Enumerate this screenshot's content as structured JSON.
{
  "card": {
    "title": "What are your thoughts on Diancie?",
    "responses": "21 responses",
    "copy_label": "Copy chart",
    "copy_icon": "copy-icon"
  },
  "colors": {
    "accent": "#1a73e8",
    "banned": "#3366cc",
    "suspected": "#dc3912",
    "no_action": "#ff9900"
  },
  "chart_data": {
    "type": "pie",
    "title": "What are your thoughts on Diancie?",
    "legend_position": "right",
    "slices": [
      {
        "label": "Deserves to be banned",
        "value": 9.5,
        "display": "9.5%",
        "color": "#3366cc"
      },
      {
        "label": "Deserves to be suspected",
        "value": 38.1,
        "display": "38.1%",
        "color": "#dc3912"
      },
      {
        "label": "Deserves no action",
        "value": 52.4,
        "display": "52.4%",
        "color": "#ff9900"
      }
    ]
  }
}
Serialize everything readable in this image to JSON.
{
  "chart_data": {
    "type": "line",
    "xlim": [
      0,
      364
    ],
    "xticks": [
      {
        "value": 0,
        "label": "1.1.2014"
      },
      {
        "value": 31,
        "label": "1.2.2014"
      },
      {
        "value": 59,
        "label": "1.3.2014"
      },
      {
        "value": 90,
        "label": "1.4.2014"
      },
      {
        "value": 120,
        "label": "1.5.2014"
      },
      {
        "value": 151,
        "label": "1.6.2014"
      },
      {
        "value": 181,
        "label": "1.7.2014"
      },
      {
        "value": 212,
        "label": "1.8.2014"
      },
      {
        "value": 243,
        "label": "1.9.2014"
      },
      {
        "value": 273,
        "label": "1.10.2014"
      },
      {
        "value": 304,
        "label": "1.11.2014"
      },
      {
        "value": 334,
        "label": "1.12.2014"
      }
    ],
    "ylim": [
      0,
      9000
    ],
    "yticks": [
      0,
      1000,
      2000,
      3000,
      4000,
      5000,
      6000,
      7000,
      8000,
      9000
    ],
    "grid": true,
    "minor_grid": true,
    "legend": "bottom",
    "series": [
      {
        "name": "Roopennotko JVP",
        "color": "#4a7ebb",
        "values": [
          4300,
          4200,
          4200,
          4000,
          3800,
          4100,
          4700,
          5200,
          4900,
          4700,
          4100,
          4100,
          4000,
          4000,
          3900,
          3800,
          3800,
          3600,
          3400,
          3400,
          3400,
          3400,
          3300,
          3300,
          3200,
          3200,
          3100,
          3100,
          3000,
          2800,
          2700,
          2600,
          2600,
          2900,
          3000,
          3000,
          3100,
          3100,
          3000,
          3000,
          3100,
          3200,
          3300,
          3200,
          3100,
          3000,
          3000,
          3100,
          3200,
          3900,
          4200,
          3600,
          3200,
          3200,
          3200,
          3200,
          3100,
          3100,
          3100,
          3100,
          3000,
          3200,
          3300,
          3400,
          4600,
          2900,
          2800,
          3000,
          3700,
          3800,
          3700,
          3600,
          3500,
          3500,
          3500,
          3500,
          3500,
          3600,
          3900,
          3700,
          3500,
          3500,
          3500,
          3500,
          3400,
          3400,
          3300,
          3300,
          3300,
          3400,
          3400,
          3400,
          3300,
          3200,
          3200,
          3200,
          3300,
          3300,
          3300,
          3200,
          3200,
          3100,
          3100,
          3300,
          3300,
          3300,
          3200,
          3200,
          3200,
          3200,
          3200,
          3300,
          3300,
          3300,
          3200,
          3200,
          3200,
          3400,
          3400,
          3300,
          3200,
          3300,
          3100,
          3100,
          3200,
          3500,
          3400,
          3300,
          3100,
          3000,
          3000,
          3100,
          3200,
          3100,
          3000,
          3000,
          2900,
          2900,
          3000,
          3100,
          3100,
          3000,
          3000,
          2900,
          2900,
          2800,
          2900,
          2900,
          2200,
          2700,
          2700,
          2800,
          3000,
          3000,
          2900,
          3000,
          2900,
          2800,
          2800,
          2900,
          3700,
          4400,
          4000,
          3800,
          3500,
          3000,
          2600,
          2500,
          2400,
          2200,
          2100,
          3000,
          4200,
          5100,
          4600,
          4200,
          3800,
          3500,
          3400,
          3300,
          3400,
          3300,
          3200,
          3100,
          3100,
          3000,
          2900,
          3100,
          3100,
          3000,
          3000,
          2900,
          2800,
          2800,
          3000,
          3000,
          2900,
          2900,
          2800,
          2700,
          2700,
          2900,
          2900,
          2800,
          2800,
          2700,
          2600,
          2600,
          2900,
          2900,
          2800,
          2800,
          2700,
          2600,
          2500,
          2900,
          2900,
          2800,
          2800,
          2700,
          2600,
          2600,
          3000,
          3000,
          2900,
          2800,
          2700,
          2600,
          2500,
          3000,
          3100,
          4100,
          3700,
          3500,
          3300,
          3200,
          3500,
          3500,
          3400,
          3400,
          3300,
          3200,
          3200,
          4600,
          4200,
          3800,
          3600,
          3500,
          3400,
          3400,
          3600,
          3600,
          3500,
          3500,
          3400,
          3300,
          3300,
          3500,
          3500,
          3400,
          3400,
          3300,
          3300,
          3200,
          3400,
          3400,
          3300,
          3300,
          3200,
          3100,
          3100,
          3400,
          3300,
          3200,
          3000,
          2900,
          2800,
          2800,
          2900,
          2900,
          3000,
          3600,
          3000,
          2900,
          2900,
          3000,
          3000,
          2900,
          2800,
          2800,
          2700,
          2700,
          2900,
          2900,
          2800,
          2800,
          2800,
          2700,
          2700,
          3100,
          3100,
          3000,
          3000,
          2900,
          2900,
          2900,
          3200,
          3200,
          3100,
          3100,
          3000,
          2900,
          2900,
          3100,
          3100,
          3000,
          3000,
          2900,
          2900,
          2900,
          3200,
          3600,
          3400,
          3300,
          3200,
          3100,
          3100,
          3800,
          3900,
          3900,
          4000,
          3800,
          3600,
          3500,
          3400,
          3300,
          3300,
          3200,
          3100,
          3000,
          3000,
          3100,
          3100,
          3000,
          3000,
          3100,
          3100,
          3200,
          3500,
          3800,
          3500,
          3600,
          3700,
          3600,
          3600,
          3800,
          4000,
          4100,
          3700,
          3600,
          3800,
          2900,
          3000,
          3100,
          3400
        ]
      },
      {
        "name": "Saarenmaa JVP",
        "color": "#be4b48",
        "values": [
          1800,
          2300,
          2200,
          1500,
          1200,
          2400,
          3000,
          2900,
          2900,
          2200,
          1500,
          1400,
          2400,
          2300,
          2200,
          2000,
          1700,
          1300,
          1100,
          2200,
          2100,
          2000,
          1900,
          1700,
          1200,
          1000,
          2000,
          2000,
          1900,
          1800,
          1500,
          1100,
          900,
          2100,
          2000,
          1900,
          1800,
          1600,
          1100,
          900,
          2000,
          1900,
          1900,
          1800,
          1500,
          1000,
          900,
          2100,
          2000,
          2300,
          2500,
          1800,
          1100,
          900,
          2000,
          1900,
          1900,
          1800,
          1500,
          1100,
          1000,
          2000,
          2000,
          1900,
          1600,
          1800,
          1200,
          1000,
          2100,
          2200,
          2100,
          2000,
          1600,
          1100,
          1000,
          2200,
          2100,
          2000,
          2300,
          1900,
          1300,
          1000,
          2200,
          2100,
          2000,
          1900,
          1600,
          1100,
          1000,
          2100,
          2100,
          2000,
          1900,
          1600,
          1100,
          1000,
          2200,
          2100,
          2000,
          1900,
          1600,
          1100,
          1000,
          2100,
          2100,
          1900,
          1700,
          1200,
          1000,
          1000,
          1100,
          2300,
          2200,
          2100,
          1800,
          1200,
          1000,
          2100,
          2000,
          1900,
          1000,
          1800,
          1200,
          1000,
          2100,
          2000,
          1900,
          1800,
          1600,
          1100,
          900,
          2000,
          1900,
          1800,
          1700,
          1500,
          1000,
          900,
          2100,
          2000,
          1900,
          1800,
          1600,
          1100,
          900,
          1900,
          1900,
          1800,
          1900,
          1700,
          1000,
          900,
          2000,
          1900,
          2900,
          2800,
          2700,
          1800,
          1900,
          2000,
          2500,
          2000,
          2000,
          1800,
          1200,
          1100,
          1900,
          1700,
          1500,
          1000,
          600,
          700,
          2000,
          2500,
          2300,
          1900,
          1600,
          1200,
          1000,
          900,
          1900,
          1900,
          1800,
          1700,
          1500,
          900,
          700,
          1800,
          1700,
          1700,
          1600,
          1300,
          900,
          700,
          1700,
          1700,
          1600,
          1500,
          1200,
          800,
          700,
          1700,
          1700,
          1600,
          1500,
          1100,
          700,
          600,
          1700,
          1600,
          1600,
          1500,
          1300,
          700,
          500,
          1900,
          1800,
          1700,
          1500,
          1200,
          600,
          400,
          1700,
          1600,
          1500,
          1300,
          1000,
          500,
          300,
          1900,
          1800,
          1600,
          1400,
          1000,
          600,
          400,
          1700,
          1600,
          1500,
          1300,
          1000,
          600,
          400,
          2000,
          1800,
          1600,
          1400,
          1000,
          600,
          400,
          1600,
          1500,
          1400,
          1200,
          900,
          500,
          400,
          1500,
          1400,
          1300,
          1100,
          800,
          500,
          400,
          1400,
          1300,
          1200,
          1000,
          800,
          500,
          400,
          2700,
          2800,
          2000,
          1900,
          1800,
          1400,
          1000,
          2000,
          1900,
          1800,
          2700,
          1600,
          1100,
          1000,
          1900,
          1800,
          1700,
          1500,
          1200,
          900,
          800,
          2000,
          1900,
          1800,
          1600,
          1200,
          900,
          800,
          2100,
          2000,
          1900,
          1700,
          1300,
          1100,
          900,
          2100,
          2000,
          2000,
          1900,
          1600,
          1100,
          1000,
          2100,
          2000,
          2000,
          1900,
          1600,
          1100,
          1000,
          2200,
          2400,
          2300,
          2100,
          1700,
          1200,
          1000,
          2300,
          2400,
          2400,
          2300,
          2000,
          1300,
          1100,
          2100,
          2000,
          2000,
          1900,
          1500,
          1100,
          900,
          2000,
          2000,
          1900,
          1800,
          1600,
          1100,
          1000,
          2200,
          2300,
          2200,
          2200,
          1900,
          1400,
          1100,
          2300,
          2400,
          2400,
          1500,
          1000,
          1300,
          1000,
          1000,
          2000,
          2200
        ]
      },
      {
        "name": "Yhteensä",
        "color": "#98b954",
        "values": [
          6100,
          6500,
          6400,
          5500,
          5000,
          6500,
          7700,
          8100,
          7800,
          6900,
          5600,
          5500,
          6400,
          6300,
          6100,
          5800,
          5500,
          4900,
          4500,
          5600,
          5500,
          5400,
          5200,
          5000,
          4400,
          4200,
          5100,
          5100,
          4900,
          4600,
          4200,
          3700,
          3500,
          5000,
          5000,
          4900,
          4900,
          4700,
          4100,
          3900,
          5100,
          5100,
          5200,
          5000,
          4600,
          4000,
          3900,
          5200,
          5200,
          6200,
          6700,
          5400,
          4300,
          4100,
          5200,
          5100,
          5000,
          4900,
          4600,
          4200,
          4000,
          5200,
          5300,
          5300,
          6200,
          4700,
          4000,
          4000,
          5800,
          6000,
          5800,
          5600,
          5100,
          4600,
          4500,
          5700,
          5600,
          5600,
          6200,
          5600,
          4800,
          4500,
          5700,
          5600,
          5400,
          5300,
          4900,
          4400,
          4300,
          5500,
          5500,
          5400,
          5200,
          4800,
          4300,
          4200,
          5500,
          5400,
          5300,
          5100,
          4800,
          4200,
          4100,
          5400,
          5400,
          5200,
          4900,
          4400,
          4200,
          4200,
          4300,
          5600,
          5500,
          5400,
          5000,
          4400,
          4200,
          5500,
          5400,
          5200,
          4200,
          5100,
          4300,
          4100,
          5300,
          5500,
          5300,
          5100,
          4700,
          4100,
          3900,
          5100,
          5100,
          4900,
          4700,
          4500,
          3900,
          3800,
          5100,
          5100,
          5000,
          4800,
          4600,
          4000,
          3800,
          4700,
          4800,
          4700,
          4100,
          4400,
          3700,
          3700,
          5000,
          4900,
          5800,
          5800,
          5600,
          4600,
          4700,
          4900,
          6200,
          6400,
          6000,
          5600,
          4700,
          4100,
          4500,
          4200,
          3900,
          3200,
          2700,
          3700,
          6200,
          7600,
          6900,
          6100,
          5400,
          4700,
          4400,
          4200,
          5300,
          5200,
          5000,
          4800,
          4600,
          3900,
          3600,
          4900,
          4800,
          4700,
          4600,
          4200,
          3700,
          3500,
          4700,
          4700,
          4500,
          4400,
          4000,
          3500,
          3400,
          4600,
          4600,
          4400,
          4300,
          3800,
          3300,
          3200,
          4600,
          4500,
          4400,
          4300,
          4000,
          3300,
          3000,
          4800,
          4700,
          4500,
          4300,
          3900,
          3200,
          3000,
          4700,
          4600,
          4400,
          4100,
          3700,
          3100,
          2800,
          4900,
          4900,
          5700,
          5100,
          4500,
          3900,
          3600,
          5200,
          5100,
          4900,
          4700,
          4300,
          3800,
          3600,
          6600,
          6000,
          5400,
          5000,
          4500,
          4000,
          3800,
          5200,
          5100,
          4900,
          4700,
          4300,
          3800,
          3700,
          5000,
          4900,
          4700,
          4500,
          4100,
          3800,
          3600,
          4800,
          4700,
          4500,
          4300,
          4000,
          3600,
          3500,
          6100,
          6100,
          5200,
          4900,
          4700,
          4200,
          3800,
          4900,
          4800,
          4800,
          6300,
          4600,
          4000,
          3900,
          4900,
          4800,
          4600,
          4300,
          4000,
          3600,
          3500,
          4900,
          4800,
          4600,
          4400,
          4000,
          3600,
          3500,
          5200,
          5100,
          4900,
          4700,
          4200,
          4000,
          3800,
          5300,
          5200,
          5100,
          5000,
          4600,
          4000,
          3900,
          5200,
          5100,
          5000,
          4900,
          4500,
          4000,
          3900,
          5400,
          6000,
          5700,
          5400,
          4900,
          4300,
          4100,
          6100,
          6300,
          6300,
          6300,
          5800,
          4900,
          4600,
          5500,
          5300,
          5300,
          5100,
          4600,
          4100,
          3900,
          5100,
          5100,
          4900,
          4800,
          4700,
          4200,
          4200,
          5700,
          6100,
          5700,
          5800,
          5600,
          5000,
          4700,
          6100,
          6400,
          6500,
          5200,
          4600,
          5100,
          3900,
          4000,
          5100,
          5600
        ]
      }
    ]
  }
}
++++
- Your goal:
Return each full line of the entries that contains the word "Deserves".

- Output for this task:
        "label": "Deserves to be banned",
        "label": "Deserves to be suspected",
        "label": "Deserves no action",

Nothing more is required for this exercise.